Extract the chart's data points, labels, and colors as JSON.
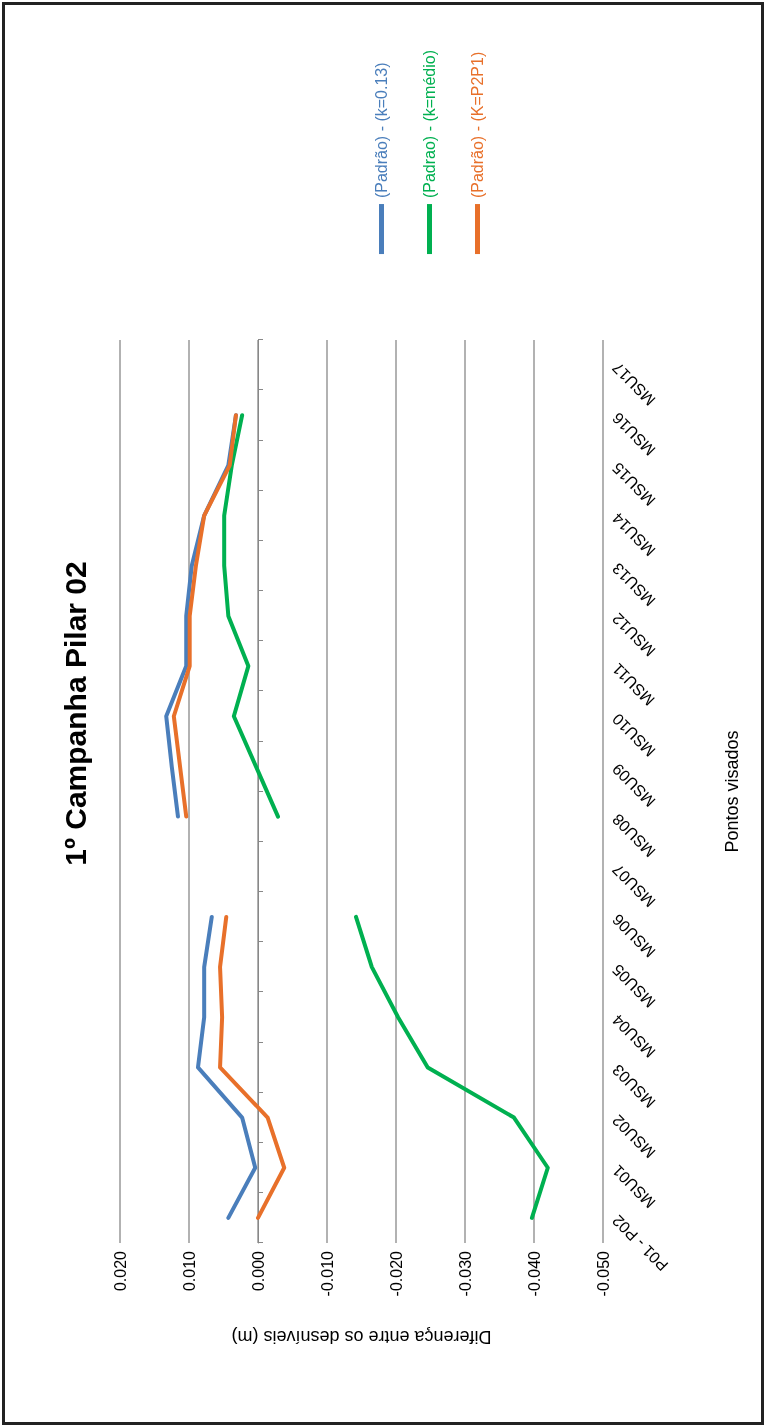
{
  "chart_data": {
    "type": "line",
    "orientation": "horizontal",
    "title": "1º Campanha Pilar 02",
    "xlabel": "Diferença entre os desníveis (m)",
    "ylabel": "Pontos visados",
    "categories": [
      "MSU17",
      "MSU16",
      "MSU15",
      "MSU14",
      "MSU13",
      "MSU12",
      "MSU11",
      "MSU10",
      "MSU09",
      "MSU08",
      "MSU07",
      "MSU06",
      "MSU05",
      "MSU04",
      "MSU03",
      "MSU02",
      "MSU01",
      "P01 - P02"
    ],
    "series": [
      {
        "name": "(Padrão) - (k=0.13)",
        "color": "#4a7ebb",
        "values": [
          null,
          0.0032,
          0.0043,
          0.0078,
          0.0096,
          0.0104,
          0.0104,
          0.0133,
          0.0125,
          0.0116,
          null,
          0.0067,
          0.0078,
          0.0078,
          0.0087,
          0.0023,
          0.0004,
          0.0043
        ]
      },
      {
        "name": "(Padrao) - (k=médio)",
        "color": "#00b050",
        "values": [
          null,
          0.0023,
          0.0038,
          0.0049,
          0.0049,
          0.0043,
          0.0014,
          0.0035,
          0.0003,
          -0.0029,
          null,
          -0.0142,
          -0.0165,
          -0.0203,
          -0.0246,
          -0.0371,
          -0.042,
          -0.0397
        ]
      },
      {
        "name": "(Padrão) - (K=P2P1)",
        "color": "#e8702a",
        "values": [
          null,
          0.0032,
          0.0041,
          0.0078,
          0.009,
          0.0099,
          0.0099,
          0.0122,
          0.0113,
          0.0104,
          null,
          0.0046,
          0.0055,
          0.0052,
          0.0055,
          -0.0014,
          -0.0038,
          0.0
        ]
      }
    ],
    "xlim": [
      0.02,
      -0.05
    ],
    "xticks": [
      {
        "value": 0.02,
        "label": "0.020"
      },
      {
        "value": 0.01,
        "label": "0.010"
      },
      {
        "value": 0,
        "label": "0.000"
      },
      {
        "value": -0.01,
        "label": "-0.010"
      },
      {
        "value": -0.02,
        "label": "-0.020"
      },
      {
        "value": -0.03,
        "label": "-0.030"
      },
      {
        "value": -0.04,
        "label": "-0.040"
      },
      {
        "value": -0.05,
        "label": "-0.050"
      }
    ],
    "grid": "x",
    "legend": "right",
    "marker": "none",
    "line_style": "solid"
  }
}
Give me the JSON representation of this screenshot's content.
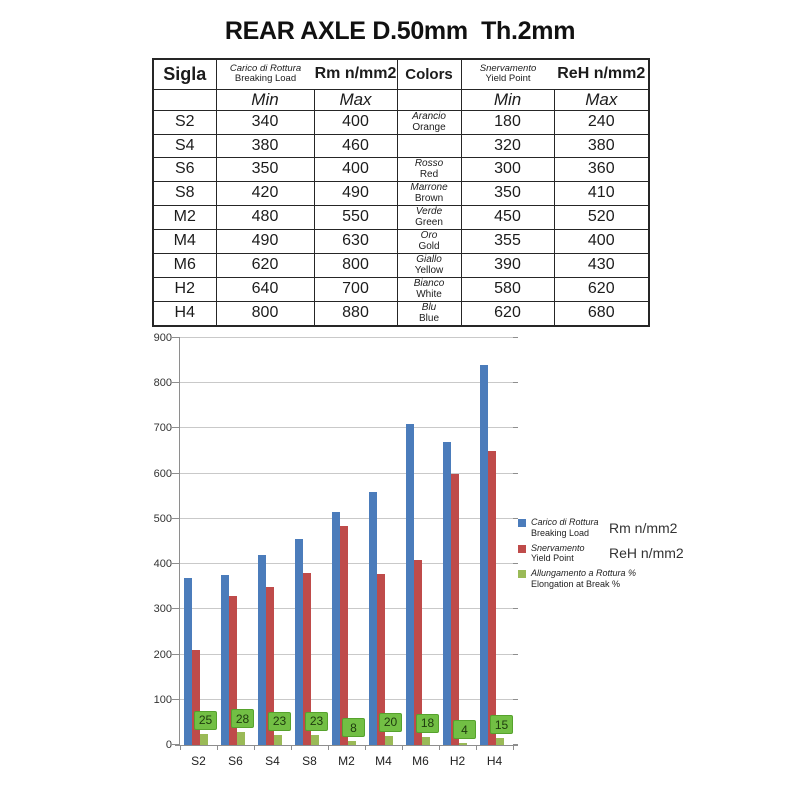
{
  "page": {
    "title": "REAR AXLE D.50mm  Th.2mm"
  },
  "table": {
    "header": {
      "sigla": "Sigla",
      "breaking_it": "Carico di Rottura",
      "breaking_en": "Breaking Load",
      "rm": "Rm n/mm2",
      "colors": "Colors",
      "yield_it": "Snervamento",
      "yield_en": "Yield Point",
      "reh": "ReH n/mm2",
      "min": "Min",
      "max": "Max"
    },
    "rows": [
      {
        "sigla": "S2",
        "break_min": "340",
        "break_max": "400",
        "color_it": "Arancio",
        "color_en": "Orange",
        "yield_min": "180",
        "yield_max": "240"
      },
      {
        "sigla": "S4",
        "break_min": "380",
        "break_max": "460",
        "color_it": "",
        "color_en": "",
        "yield_min": "320",
        "yield_max": "380"
      },
      {
        "sigla": "S6",
        "break_min": "350",
        "break_max": "400",
        "color_it": "Rosso",
        "color_en": "Red",
        "yield_min": "300",
        "yield_max": "360"
      },
      {
        "sigla": "S8",
        "break_min": "420",
        "break_max": "490",
        "color_it": "Marrone",
        "color_en": "Brown",
        "yield_min": "350",
        "yield_max": "410"
      },
      {
        "sigla": "M2",
        "break_min": "480",
        "break_max": "550",
        "color_it": "Verde",
        "color_en": "Green",
        "yield_min": "450",
        "yield_max": "520"
      },
      {
        "sigla": "M4",
        "break_min": "490",
        "break_max": "630",
        "color_it": "Oro",
        "color_en": "Gold",
        "yield_min": "355",
        "yield_max": "400"
      },
      {
        "sigla": "M6",
        "break_min": "620",
        "break_max": "800",
        "color_it": "Giallo",
        "color_en": "Yellow",
        "yield_min": "390",
        "yield_max": "430"
      },
      {
        "sigla": "H2",
        "break_min": "640",
        "break_max": "700",
        "color_it": "Bianco",
        "color_en": "White",
        "yield_min": "580",
        "yield_max": "620"
      },
      {
        "sigla": "H4",
        "break_min": "800",
        "break_max": "880",
        "color_it": "Blu",
        "color_en": "Blue",
        "yield_min": "620",
        "yield_max": "680"
      }
    ]
  },
  "chart_data": {
    "type": "bar",
    "title": "",
    "categories": [
      "S2",
      "S6",
      "S4",
      "S8",
      "M2",
      "M4",
      "M6",
      "H2",
      "H4"
    ],
    "series": [
      {
        "name": "Carico di Rottura / Breaking Load",
        "unit": "Rm n/mm2",
        "color": "#4b7cbb",
        "values": [
          370,
          375,
          420,
          455,
          515,
          560,
          710,
          670,
          840
        ]
      },
      {
        "name": "Snervamento / Yield Point",
        "unit": "ReH n/mm2",
        "color": "#bf4b4a",
        "values": [
          210,
          330,
          350,
          380,
          485,
          377.5,
          410,
          600,
          650
        ]
      },
      {
        "name": "Allungamento a Rottura / Elongation at Break",
        "unit": "%",
        "color": "#9aba57",
        "values": [
          25,
          28,
          23,
          23,
          8,
          20,
          18,
          4,
          15
        ],
        "data_labels": true
      }
    ],
    "ylim": [
      0,
      900
    ],
    "ytick_step": 100,
    "grid": true,
    "legend_position": "right",
    "legend": [
      {
        "line1": "Carico di Rottura",
        "line2": "Breaking Load",
        "unit": "Rm n/mm2"
      },
      {
        "line1": "Snervamento",
        "line2": "Yield Point",
        "unit": "ReH n/mm2"
      },
      {
        "line1": "Allungamento a Rottura  %",
        "line2": "Elongation at Break  %",
        "unit": ""
      }
    ],
    "label_box": {
      "bg": "#72bf44",
      "border": "#56a22d",
      "text": "#1e3a0e"
    }
  }
}
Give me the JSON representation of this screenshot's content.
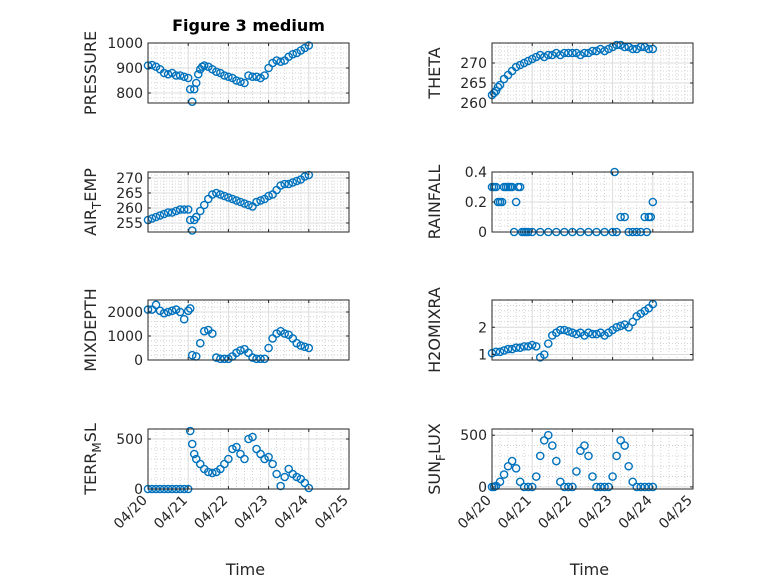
{
  "figure": {
    "title": "Figure 3 medium",
    "marker_color": "#0072BD",
    "x_axis": {
      "label": "Time",
      "tick_labels": [
        "04/20",
        "04/21",
        "04/22",
        "04/23",
        "04/24",
        "04/25"
      ]
    }
  },
  "chart_data": [
    {
      "type": "scatter",
      "ylabel": "PRESSURE",
      "title": "Figure 3 medium",
      "xlim": [
        0,
        5
      ],
      "ylim": [
        760,
        1000
      ],
      "yticks": [
        800,
        900,
        1000
      ],
      "grid": true,
      "minor_grid": true,
      "x": [
        0,
        0.1,
        0.2,
        0.3,
        0.4,
        0.5,
        0.6,
        0.7,
        0.8,
        0.9,
        1.0,
        1.05,
        1.1,
        1.15,
        1.2,
        1.25,
        1.3,
        1.35,
        1.4,
        1.5,
        1.6,
        1.7,
        1.8,
        1.9,
        2.0,
        2.1,
        2.2,
        2.3,
        2.4,
        2.5,
        2.6,
        2.7,
        2.8,
        2.9,
        3.0,
        3.1,
        3.2,
        3.3,
        3.4,
        3.5,
        3.6,
        3.7,
        3.8,
        3.9,
        4.0
      ],
      "y": [
        910,
        912,
        905,
        895,
        880,
        875,
        880,
        870,
        870,
        865,
        860,
        815,
        765,
        815,
        840,
        875,
        895,
        905,
        910,
        905,
        895,
        885,
        880,
        870,
        865,
        860,
        850,
        845,
        840,
        870,
        865,
        865,
        860,
        870,
        900,
        920,
        930,
        925,
        930,
        945,
        955,
        960,
        970,
        980,
        990
      ]
    },
    {
      "type": "scatter",
      "ylabel": "THETA",
      "xlim": [
        0,
        5
      ],
      "ylim": [
        260,
        275
      ],
      "yticks": [
        260,
        265,
        270
      ],
      "grid": true,
      "minor_grid": true,
      "x": [
        0,
        0.05,
        0.1,
        0.15,
        0.2,
        0.3,
        0.4,
        0.5,
        0.6,
        0.7,
        0.8,
        0.9,
        1.0,
        1.1,
        1.2,
        1.3,
        1.4,
        1.5,
        1.6,
        1.7,
        1.8,
        1.9,
        2.0,
        2.1,
        2.2,
        2.3,
        2.4,
        2.5,
        2.6,
        2.7,
        2.8,
        2.9,
        3.0,
        3.1,
        3.2,
        3.3,
        3.4,
        3.5,
        3.6,
        3.7,
        3.8,
        3.9,
        4.0
      ],
      "y": [
        262,
        262.5,
        263,
        264,
        264.5,
        266,
        267,
        268,
        269,
        269.5,
        270,
        270.5,
        271,
        271.5,
        272,
        271.5,
        272,
        272,
        272.5,
        272,
        272.5,
        272.5,
        272.5,
        272.5,
        272,
        272.5,
        272.5,
        273,
        273,
        273.5,
        273,
        273.5,
        274,
        274.5,
        274.5,
        274,
        274,
        273.5,
        273.5,
        274,
        274,
        273.5,
        273.5
      ]
    },
    {
      "type": "scatter",
      "ylabel": "AIR_TEMP",
      "xlim": [
        0,
        5
      ],
      "ylim": [
        252,
        272
      ],
      "yticks": [
        255,
        260,
        265,
        270
      ],
      "grid": true,
      "minor_grid": true,
      "x": [
        0,
        0.1,
        0.2,
        0.3,
        0.4,
        0.5,
        0.6,
        0.7,
        0.8,
        0.9,
        1.0,
        1.05,
        1.1,
        1.15,
        1.2,
        1.3,
        1.4,
        1.5,
        1.6,
        1.7,
        1.8,
        1.9,
        2.0,
        2.1,
        2.2,
        2.3,
        2.4,
        2.5,
        2.6,
        2.7,
        2.8,
        2.9,
        3.0,
        3.1,
        3.2,
        3.3,
        3.4,
        3.5,
        3.6,
        3.7,
        3.8,
        3.9,
        4.0
      ],
      "y": [
        256,
        256.5,
        257,
        257.5,
        258,
        258.5,
        258.5,
        259,
        259.5,
        259.5,
        259.5,
        256,
        252.5,
        256,
        257,
        259,
        261,
        263,
        264.5,
        265,
        264.5,
        264,
        263.5,
        263,
        262.5,
        262,
        261.5,
        261,
        260.5,
        262,
        262.5,
        263,
        264,
        264.5,
        266,
        267.5,
        268,
        268,
        268.5,
        269,
        269.5,
        270.5,
        271
      ]
    },
    {
      "type": "scatter",
      "ylabel": "RAINFALL",
      "xlim": [
        0,
        5
      ],
      "ylim": [
        0,
        0.4
      ],
      "yticks": [
        0,
        0.2,
        0.4
      ],
      "grid": true,
      "minor_grid": true,
      "x": [
        0,
        0.05,
        0.1,
        0.15,
        0.2,
        0.25,
        0.3,
        0.35,
        0.4,
        0.45,
        0.5,
        0.55,
        0.6,
        0.65,
        0.7,
        0.75,
        0.8,
        0.85,
        0.9,
        1.0,
        1.2,
        1.4,
        1.6,
        1.8,
        2.0,
        2.2,
        2.4,
        2.6,
        2.8,
        3.0,
        3.05,
        3.1,
        3.2,
        3.3,
        3.4,
        3.5,
        3.6,
        3.7,
        3.8,
        3.85,
        3.9,
        3.95,
        4.0
      ],
      "y": [
        0.3,
        0.3,
        0.3,
        0.2,
        0.2,
        0.2,
        0.3,
        0.3,
        0.3,
        0.3,
        0.3,
        0,
        0.2,
        0.3,
        0.3,
        0,
        0,
        0,
        0,
        0,
        0,
        0,
        0,
        0,
        0,
        0,
        0,
        0,
        0,
        0,
        0.4,
        0,
        0.1,
        0.1,
        0,
        0,
        0,
        0,
        0.1,
        0,
        0.1,
        0.1,
        0.2
      ]
    },
    {
      "type": "scatter",
      "ylabel": "MIXDEPTH",
      "xlim": [
        0,
        5
      ],
      "ylim": [
        0,
        2500
      ],
      "yticks": [
        0,
        1000,
        2000
      ],
      "grid": true,
      "minor_grid": true,
      "x": [
        0,
        0.1,
        0.2,
        0.3,
        0.4,
        0.5,
        0.6,
        0.7,
        0.8,
        0.9,
        1.0,
        1.05,
        1.1,
        1.2,
        1.3,
        1.4,
        1.5,
        1.6,
        1.7,
        1.8,
        1.9,
        2.0,
        2.1,
        2.2,
        2.3,
        2.4,
        2.5,
        2.6,
        2.7,
        2.8,
        2.9,
        3.0,
        3.1,
        3.2,
        3.3,
        3.4,
        3.5,
        3.6,
        3.7,
        3.8,
        3.9,
        4.0
      ],
      "y": [
        2100,
        2100,
        2300,
        2050,
        1950,
        2000,
        2050,
        2100,
        2000,
        1700,
        2050,
        2150,
        200,
        150,
        700,
        1200,
        1250,
        1100,
        100,
        50,
        50,
        50,
        150,
        300,
        400,
        450,
        300,
        100,
        50,
        50,
        50,
        500,
        900,
        1100,
        1200,
        1100,
        1050,
        900,
        700,
        600,
        550,
        500
      ]
    },
    {
      "type": "scatter",
      "ylabel": "H2OMIXRA",
      "xlim": [
        0,
        5
      ],
      "ylim": [
        0.8,
        3
      ],
      "yticks": [
        1,
        2
      ],
      "grid": true,
      "minor_grid": true,
      "x": [
        0,
        0.1,
        0.2,
        0.3,
        0.4,
        0.5,
        0.6,
        0.7,
        0.8,
        0.9,
        1.0,
        1.1,
        1.2,
        1.3,
        1.4,
        1.5,
        1.6,
        1.7,
        1.8,
        1.9,
        2.0,
        2.1,
        2.2,
        2.3,
        2.4,
        2.5,
        2.6,
        2.7,
        2.8,
        2.9,
        3.0,
        3.1,
        3.2,
        3.3,
        3.4,
        3.5,
        3.6,
        3.7,
        3.8,
        3.9,
        4.0
      ],
      "y": [
        1.05,
        1.1,
        1.1,
        1.15,
        1.2,
        1.2,
        1.25,
        1.25,
        1.3,
        1.3,
        1.35,
        1.3,
        0.9,
        1.0,
        1.4,
        1.7,
        1.8,
        1.9,
        1.9,
        1.85,
        1.8,
        1.75,
        1.8,
        1.7,
        1.8,
        1.75,
        1.75,
        1.8,
        1.7,
        1.8,
        1.9,
        2.0,
        2.05,
        2.1,
        2.0,
        2.2,
        2.4,
        2.5,
        2.6,
        2.7,
        2.85
      ]
    },
    {
      "type": "scatter",
      "ylabel": "TERR_MSL",
      "xlim": [
        0,
        5
      ],
      "ylim": [
        0,
        600
      ],
      "yticks": [
        0,
        500
      ],
      "grid": true,
      "minor_grid": true,
      "x": [
        0,
        0.1,
        0.2,
        0.3,
        0.4,
        0.5,
        0.6,
        0.7,
        0.8,
        0.9,
        1.0,
        1.05,
        1.1,
        1.15,
        1.2,
        1.3,
        1.4,
        1.5,
        1.6,
        1.7,
        1.8,
        1.9,
        2.0,
        2.1,
        2.2,
        2.3,
        2.4,
        2.5,
        2.6,
        2.7,
        2.8,
        2.9,
        3.0,
        3.1,
        3.2,
        3.3,
        3.4,
        3.5,
        3.6,
        3.7,
        3.8,
        3.9,
        4.0
      ],
      "y": [
        0,
        0,
        0,
        0,
        0,
        0,
        0,
        0,
        0,
        0,
        0,
        580,
        450,
        350,
        300,
        250,
        200,
        170,
        160,
        170,
        200,
        250,
        300,
        400,
        420,
        350,
        300,
        500,
        520,
        400,
        350,
        300,
        320,
        250,
        150,
        30,
        120,
        200,
        150,
        120,
        100,
        60,
        10
      ]
    },
    {
      "type": "scatter",
      "ylabel": "SUN_FLUX",
      "xlim": [
        0,
        5
      ],
      "ylim": [
        -20,
        560
      ],
      "yticks": [
        0,
        500
      ],
      "grid": true,
      "minor_grid": true,
      "x": [
        0,
        0.05,
        0.1,
        0.2,
        0.3,
        0.4,
        0.5,
        0.6,
        0.7,
        0.8,
        0.9,
        1.0,
        1.1,
        1.2,
        1.3,
        1.4,
        1.5,
        1.6,
        1.7,
        1.8,
        1.9,
        2.0,
        2.1,
        2.2,
        2.3,
        2.4,
        2.5,
        2.6,
        2.7,
        2.8,
        2.9,
        3.0,
        3.1,
        3.2,
        3.3,
        3.4,
        3.5,
        3.6,
        3.7,
        3.8,
        3.9,
        4.0
      ],
      "y": [
        0,
        0,
        10,
        50,
        120,
        200,
        250,
        180,
        50,
        0,
        0,
        0,
        100,
        300,
        450,
        500,
        400,
        250,
        50,
        0,
        0,
        0,
        150,
        350,
        400,
        300,
        100,
        0,
        0,
        0,
        0,
        100,
        300,
        450,
        400,
        200,
        50,
        0,
        0,
        0,
        0,
        0
      ]
    }
  ]
}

# # # # #

TASK GOAL | Give the number of lines in the data that contain "name", with no other words.

EXERCISE RESPONSE | 6